#### Description of the task
Below are some entries. Output each one exactly as it appears.

#### Exercise data
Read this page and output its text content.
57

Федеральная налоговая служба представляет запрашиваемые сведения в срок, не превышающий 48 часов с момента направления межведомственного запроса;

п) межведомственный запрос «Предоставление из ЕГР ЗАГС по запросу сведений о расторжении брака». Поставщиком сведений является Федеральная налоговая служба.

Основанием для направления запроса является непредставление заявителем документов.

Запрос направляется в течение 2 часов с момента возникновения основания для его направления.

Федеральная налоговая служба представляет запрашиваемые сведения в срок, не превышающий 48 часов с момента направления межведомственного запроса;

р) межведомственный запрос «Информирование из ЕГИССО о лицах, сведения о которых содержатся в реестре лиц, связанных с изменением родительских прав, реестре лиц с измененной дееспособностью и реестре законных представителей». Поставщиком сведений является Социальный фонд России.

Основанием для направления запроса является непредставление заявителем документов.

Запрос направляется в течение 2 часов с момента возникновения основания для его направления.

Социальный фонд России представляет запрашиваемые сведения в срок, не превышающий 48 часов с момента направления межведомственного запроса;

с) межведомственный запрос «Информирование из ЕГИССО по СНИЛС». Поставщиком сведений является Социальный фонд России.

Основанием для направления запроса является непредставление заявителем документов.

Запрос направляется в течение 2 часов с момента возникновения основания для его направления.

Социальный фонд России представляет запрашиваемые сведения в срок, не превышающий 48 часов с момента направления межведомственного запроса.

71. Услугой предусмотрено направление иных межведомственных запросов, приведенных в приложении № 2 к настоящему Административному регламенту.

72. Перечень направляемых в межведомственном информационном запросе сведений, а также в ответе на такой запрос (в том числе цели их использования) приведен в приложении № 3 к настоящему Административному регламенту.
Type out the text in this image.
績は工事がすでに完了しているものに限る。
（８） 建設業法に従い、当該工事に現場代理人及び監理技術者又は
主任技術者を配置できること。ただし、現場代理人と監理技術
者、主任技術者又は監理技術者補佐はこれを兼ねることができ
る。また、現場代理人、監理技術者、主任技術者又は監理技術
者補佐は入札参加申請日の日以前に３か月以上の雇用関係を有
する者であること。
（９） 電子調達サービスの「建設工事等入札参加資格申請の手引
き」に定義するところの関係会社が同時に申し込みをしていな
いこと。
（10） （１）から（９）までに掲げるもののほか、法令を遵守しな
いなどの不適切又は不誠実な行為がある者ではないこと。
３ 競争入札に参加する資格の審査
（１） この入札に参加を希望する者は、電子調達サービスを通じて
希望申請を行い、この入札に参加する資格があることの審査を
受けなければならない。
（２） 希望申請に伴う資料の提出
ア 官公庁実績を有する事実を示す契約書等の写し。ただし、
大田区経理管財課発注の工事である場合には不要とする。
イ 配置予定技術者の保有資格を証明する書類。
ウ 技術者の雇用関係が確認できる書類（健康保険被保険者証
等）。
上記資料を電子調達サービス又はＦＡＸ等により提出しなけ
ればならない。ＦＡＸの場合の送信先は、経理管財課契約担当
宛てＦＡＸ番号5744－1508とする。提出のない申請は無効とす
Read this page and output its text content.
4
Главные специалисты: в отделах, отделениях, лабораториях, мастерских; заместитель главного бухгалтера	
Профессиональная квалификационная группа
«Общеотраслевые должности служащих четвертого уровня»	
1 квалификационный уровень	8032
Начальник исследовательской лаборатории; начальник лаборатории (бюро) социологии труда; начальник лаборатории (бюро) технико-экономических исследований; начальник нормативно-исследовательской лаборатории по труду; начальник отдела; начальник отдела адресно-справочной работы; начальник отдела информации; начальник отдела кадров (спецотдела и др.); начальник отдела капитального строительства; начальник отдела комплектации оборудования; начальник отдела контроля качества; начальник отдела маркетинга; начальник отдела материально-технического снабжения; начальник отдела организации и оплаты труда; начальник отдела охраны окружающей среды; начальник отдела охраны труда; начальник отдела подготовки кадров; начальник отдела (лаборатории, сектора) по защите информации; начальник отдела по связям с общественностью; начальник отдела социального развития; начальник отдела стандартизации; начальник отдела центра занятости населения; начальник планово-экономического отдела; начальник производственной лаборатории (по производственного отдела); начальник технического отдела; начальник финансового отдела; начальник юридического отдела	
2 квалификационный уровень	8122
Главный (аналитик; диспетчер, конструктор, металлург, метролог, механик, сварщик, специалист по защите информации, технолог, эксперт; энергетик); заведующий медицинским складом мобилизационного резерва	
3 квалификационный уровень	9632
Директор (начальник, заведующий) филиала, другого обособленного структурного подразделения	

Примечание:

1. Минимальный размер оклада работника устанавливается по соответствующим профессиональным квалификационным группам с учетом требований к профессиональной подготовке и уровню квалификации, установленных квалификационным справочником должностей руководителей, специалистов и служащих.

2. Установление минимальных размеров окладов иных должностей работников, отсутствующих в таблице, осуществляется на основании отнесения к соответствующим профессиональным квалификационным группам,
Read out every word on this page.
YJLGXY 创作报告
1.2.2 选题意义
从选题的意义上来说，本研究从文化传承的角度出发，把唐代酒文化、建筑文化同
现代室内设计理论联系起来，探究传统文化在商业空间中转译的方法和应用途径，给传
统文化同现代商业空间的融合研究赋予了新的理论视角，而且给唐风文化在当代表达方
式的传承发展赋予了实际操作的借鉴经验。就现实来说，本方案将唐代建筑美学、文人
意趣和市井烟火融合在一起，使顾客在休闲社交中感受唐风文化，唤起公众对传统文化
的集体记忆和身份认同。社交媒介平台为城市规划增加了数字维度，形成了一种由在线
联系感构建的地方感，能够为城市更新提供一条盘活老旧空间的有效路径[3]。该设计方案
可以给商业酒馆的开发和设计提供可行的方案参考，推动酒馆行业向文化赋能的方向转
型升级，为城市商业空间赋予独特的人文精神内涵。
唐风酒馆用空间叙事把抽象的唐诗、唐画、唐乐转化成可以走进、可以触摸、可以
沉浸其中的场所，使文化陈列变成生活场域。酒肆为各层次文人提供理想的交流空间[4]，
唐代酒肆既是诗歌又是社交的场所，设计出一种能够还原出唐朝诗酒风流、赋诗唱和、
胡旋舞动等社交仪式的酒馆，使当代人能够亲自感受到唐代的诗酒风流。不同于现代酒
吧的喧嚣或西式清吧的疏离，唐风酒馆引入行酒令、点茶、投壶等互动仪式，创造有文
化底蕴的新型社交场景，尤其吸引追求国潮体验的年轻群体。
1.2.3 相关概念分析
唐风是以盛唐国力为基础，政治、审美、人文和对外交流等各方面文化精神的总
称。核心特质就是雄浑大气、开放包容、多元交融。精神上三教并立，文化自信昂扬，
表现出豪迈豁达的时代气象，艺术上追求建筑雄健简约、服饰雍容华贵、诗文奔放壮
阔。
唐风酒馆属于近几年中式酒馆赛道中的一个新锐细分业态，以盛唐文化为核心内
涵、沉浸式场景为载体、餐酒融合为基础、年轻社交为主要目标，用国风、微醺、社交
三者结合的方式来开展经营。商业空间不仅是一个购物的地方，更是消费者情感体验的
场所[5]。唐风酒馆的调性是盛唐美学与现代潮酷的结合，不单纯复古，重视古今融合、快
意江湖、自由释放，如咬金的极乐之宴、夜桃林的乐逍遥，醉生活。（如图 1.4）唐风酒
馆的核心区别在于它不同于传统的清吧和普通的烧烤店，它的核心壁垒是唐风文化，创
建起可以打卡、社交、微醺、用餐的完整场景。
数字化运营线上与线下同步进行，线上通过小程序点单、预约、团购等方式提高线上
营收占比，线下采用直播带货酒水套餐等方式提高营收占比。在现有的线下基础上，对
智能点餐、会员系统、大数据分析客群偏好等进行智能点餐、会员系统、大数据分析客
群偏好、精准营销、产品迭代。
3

#### Reply to the task
Read this page and output its text content.
57

Федеральная налоговая служба представляет запрашиваемые сведения в срок, не превышающий 48 часов с момента направления межведомственного запроса;

п) межведомственный запрос «Предоставление из ЕГР ЗАГС по запросу сведений о расторжении брака». Поставщиком сведений является Федеральная налоговая служба.

Основанием для направления запроса является непредставление заявителем документов.

Запрос направляется в течение 2 часов с момента возникновения основания для его направления.

Федеральная налоговая служба представляет запрашиваемые сведения в срок, не превышающий 48 часов с момента направления межведомственного запроса;

р) межведомственный запрос «Информирование из ЕГИССО о лицах, сведения о которых содержатся в реестре лиц, связанных с изменением родительских прав, реестре лиц с измененной дееспособностью и реестре законных представителей». Поставщиком сведений является Социальный фонд России.

Основанием для направления запроса является непредставление заявителем документов.

Запрос направляется в течение 2 часов с момента возникновения основания для его направления.

Социальный фонд России представляет запрашиваемые сведения в срок, не превышающий 48 часов с момента направления межведомственного запроса;

с) межведомственный запрос «Информирование из ЕГИССО по СНИЛС». Поставщиком сведений является Социальный фонд России.

Основанием для направления запроса является непредставление заявителем документов.

Запрос направляется в течение 2 часов с момента возникновения основания для его направления.

Социальный фонд России представляет запрашиваемые сведения в срок, не превышающий 48 часов с момента направления межведомственного запроса.

71. Услугой предусмотрено направление иных межведомственных запросов, приведенных в приложении № 2 к настоящему Административному регламенту.

72. Перечень направляемых в межведомственном информационном запросе сведений, а также в ответе на такой запрос (в том числе цели их использования) приведен в приложении № 3 к настоящему Административному регламенту.
Type out the text in this image.
績は工事がすでに完了しているものに限る。
（８） 建設業法に従い、当該工事に現場代理人及び監理技術者又は
主任技術者を配置できること。ただし、現場代理人と監理技術
者、主任技術者又は監理技術者補佐はこれを兼ねることができ
る。また、現場代理人、監理技術者、主任技術者又は監理技術
者補佐は入札参加申請日の日以前に３か月以上の雇用関係を有
する者であること。
（９） 電子調達サービスの「建設工事等入札参加資格申請の手引
き」に定義するところの関係会社が同時に申し込みをしていな
いこと。
（10） （１）から（９）までに掲げるもののほか、法令を遵守しな
いなどの不適切又は不誠実な行為がある者ではないこと。
３ 競争入札に参加する資格の審査
（１） この入札に参加を希望する者は、電子調達サービスを通じて
希望申請を行い、この入札に参加する資格があることの審査を
受けなければならない。
（２） 希望申請に伴う資料の提出
ア 官公庁実績を有する事実を示す契約書等の写し。ただし、
大田区経理管財課発注の工事である場合には不要とする。
イ 配置予定技術者の保有資格を証明する書類。
ウ 技術者の雇用関係が確認できる書類（健康保険被保険者証
等）。
上記資料を電子調達サービス又はＦＡＸ等により提出しなけ
ればならない。ＦＡＸの場合の送信先は、経理管財課契約担当
宛てＦＡＸ番号5744－1508とする。提出のない申請は無効とす
Read this page and output its text content.
4
Главные специалисты: в отделах, отделениях, лабораториях, мастерских; заместитель главного бухгалтера	
Профессиональная квалификационная группа
«Общеотраслевые должности служащих четвертого уровня»	
1 квалификационный уровень	8032
Начальник исследовательской лаборатории; начальник лаборатории (бюро) социологии труда; начальник лаборатории (бюро) технико-экономических исследований; начальник нормативно-исследовательской лаборатории по труду; начальник отдела; начальник отдела адресно-справочной работы; начальник отдела информации; начальник отдела кадров (спецотдела и др.); начальник отдела капитального строительства; начальник отдела комплектации оборудования; начальник отдела контроля качества; начальник отдела маркетинга; начальник отдела материально-технического снабжения; начальник отдела организации и оплаты труда; начальник отдела охраны окружающей среды; начальник отдела охраны труда; начальник отдела подготовки кадров; начальник отдела (лаборатории, сектора) по защите информации; начальник отдела по связям с общественностью; начальник отдела социального развития; начальник отдела стандартизации; начальник отдела центра занятости населения; начальник планово-экономического отдела; начальник производственной лаборатории (по производственного отдела); начальник технического отдела; начальник финансового отдела; начальник юридического отдела	
2 квалификационный уровень	8122
Главный (аналитик; диспетчер, конструктор, металлург, метролог, механик, сварщик, специалист по защите информации, технолог, эксперт; энергетик); заведующий медицинским складом мобилизационного резерва	
3 квалификационный уровень	9632
Директор (начальник, заведующий) филиала, другого обособленного структурного подразделения	

Примечание:

1. Минимальный размер оклада работника устанавливается по соответствующим профессиональным квалификационным группам с учетом требований к профессиональной подготовке и уровню квалификации, установленных квалификационным справочником должностей руководителей, специалистов и служащих.

2. Установление минимальных размеров окладов иных должностей работников, отсутствующих в таблице, осуществляется на основании отнесения к соответствующим профессиональным квалификационным группам,
Read out every word on this page.
YJLGXY 创作报告
1.2.2 选题意义
从选题的意义上来说，本研究从文化传承的角度出发，把唐代酒文化、建筑文化同
现代室内设计理论联系起来，探究传统文化在商业空间中转译的方法和应用途径，给传
统文化同现代商业空间的融合研究赋予了新的理论视角，而且给唐风文化在当代表达方
式的传承发展赋予了实际操作的借鉴经验。就现实来说，本方案将唐代建筑美学、文人
意趣和市井烟火融合在一起，使顾客在休闲社交中感受唐风文化，唤起公众对传统文化
的集体记忆和身份认同。社交媒介平台为城市规划增加了数字维度，形成了一种由在线
联系感构建的地方感，能够为城市更新提供一条盘活老旧空间的有效路径[3]。该设计方案
可以给商业酒馆的开发和设计提供可行的方案参考，推动酒馆行业向文化赋能的方向转
型升级，为城市商业空间赋予独特的人文精神内涵。
唐风酒馆用空间叙事把抽象的唐诗、唐画、唐乐转化成可以走进、可以触摸、可以
沉浸其中的场所，使文化陈列变成生活场域。酒肆为各层次文人提供理想的交流空间[4]，
唐代酒肆既是诗歌又是社交的场所，设计出一种能够还原出唐朝诗酒风流、赋诗唱和、
胡旋舞动等社交仪式的酒馆，使当代人能够亲自感受到唐代的诗酒风流。不同于现代酒
吧的喧嚣或西式清吧的疏离，唐风酒馆引入行酒令、点茶、投壶等互动仪式，创造有文
化底蕴的新型社交场景，尤其吸引追求国潮体验的年轻群体。
1.2.3 相关概念分析
唐风是以盛唐国力为基础，政治、审美、人文和对外交流等各方面文化精神的总
称。核心特质就是雄浑大气、开放包容、多元交融。精神上三教并立，文化自信昂扬，
表现出豪迈豁达的时代气象，艺术上追求建筑雄健简约、服饰雍容华贵、诗文奔放壮
阔。
唐风酒馆属于近几年中式酒馆赛道中的一个新锐细分业态，以盛唐文化为核心内
涵、沉浸式场景为载体、餐酒融合为基础、年轻社交为主要目标，用国风、微醺、社交
三者结合的方式来开展经营。商业空间不仅是一个购物的地方，更是消费者情感体验的
场所[5]。唐风酒馆的调性是盛唐美学与现代潮酷的结合，不单纯复古，重视古今融合、快
意江湖、自由释放，如咬金的极乐之宴、夜桃林的乐逍遥，醉生活。（如图 1.4）唐风酒
馆的核心区别在于它不同于传统的清吧和普通的烧烤店，它的核心壁垒是唐风文化，创
建起可以打卡、社交、微醺、用餐的完整场景。
数字化运营线上与线下同步进行，线上通过小程序点单、预约、团购等方式提高线上
营收占比，线下采用直播带货酒水套餐等方式提高营收占比。在现有的线下基础上，对
智能点餐、会员系统、大数据分析客群偏好等进行智能点餐、会员系统、大数据分析客
群偏好、精准营销、产品迭代。
3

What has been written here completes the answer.